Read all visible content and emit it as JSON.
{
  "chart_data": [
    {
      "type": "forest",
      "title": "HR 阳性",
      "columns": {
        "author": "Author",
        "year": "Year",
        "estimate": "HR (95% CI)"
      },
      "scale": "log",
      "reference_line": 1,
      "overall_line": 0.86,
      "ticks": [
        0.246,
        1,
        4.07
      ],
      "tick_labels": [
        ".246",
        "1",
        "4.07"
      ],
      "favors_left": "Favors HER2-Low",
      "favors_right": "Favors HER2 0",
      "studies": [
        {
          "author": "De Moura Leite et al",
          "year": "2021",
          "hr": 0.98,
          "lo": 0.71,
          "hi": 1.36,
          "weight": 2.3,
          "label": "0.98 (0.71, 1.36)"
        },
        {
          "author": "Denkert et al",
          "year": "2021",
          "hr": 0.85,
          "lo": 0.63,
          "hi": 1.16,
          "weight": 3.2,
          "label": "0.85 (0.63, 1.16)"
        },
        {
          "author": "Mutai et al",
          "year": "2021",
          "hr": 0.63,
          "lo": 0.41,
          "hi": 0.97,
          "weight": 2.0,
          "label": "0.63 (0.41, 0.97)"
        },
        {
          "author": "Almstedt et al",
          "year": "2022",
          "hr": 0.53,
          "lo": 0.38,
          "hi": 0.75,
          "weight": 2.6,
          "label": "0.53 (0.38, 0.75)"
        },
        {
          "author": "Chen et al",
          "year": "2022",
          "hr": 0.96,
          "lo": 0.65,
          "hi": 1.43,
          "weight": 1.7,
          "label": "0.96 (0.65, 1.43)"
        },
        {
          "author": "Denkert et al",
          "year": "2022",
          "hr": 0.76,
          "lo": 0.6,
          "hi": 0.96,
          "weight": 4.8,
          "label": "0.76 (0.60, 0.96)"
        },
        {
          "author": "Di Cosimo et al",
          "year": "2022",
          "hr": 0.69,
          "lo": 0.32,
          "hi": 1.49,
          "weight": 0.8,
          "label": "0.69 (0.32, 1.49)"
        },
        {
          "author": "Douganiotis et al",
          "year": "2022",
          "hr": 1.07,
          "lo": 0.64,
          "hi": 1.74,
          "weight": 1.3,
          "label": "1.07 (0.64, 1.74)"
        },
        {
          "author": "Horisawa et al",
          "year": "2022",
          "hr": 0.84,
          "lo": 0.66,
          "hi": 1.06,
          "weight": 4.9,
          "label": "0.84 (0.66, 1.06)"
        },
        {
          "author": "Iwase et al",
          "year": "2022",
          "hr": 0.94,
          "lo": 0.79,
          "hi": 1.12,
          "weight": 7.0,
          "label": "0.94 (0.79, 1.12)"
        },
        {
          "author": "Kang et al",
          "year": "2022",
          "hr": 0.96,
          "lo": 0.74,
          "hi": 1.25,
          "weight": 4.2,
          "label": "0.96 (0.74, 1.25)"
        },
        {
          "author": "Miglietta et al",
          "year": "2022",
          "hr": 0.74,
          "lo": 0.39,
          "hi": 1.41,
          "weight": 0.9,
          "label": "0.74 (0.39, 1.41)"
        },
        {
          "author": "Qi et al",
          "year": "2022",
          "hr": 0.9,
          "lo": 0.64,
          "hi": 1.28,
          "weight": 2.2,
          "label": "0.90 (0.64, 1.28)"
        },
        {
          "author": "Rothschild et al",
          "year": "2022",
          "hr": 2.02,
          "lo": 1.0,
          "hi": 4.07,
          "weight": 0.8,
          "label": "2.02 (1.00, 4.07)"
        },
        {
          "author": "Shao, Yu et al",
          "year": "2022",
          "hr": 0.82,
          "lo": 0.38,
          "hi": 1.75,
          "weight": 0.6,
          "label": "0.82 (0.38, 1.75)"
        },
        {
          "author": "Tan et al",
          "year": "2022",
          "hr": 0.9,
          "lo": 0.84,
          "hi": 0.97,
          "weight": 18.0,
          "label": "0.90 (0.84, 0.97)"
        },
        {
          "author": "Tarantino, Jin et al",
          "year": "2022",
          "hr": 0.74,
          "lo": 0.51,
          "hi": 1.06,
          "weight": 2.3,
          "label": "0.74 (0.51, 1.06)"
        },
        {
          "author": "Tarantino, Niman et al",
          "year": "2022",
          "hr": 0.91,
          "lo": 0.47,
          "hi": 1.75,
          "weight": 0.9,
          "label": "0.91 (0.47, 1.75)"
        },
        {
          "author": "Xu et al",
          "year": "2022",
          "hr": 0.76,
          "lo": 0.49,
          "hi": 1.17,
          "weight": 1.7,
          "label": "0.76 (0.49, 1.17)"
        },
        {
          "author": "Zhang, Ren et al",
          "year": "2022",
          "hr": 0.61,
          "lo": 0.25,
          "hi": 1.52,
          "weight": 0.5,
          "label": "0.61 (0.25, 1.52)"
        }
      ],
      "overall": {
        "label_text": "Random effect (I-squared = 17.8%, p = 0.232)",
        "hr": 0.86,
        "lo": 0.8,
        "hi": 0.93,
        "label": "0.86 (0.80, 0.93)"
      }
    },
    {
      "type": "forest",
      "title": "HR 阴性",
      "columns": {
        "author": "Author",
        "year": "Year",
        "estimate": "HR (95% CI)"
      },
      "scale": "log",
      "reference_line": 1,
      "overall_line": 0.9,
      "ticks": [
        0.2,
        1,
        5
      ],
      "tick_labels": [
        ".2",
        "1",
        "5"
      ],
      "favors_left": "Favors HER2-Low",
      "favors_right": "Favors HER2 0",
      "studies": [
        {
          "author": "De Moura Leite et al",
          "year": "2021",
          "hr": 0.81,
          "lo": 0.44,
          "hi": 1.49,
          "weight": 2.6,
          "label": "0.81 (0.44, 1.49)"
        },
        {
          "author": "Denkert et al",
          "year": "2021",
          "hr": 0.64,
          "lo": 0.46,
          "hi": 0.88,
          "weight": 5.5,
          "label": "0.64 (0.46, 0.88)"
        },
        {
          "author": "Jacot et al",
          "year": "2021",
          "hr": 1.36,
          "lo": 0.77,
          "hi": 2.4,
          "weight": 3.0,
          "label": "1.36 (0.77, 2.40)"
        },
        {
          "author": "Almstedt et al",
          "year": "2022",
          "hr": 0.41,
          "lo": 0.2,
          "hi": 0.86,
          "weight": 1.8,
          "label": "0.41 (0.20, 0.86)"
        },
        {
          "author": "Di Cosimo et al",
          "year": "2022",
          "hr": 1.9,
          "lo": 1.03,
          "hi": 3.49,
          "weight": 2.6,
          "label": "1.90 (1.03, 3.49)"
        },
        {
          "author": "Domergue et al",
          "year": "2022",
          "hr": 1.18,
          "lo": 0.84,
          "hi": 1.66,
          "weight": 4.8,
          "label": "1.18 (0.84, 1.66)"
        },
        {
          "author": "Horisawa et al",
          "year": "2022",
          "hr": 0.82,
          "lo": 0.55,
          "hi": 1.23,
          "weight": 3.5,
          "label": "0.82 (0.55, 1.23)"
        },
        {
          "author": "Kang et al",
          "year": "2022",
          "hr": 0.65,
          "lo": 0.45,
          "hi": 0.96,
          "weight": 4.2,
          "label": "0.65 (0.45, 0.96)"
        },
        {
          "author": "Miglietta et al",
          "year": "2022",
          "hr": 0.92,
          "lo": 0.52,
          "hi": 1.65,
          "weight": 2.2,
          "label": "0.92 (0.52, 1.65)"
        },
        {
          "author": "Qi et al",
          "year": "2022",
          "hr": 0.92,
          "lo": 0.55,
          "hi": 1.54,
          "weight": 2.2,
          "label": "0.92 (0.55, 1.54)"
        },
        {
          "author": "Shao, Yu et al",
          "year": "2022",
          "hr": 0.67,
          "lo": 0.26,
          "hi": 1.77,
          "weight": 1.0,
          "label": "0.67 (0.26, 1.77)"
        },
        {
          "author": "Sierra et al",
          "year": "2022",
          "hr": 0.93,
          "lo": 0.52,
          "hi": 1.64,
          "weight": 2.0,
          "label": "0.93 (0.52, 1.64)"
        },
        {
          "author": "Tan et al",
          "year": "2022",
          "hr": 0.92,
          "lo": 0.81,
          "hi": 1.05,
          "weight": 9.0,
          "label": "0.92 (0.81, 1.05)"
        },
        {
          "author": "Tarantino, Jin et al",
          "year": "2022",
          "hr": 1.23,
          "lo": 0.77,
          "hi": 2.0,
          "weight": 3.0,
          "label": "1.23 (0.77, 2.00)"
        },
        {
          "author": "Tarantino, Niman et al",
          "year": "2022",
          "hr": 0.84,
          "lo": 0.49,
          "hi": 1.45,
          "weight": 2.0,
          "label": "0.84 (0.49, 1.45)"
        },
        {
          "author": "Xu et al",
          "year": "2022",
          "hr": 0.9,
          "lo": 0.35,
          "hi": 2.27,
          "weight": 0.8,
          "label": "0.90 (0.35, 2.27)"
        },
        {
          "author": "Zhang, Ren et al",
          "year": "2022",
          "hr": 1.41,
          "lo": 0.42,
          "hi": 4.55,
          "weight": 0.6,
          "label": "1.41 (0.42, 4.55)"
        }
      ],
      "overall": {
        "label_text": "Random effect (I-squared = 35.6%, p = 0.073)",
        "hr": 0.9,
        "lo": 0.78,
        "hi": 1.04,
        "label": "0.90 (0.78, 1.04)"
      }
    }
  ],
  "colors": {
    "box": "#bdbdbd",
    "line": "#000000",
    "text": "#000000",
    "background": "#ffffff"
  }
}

########################################

THE TASK: Tally the lines of the material above that contain the word "effect" and report the total alone.

FULL RESPONSE: 2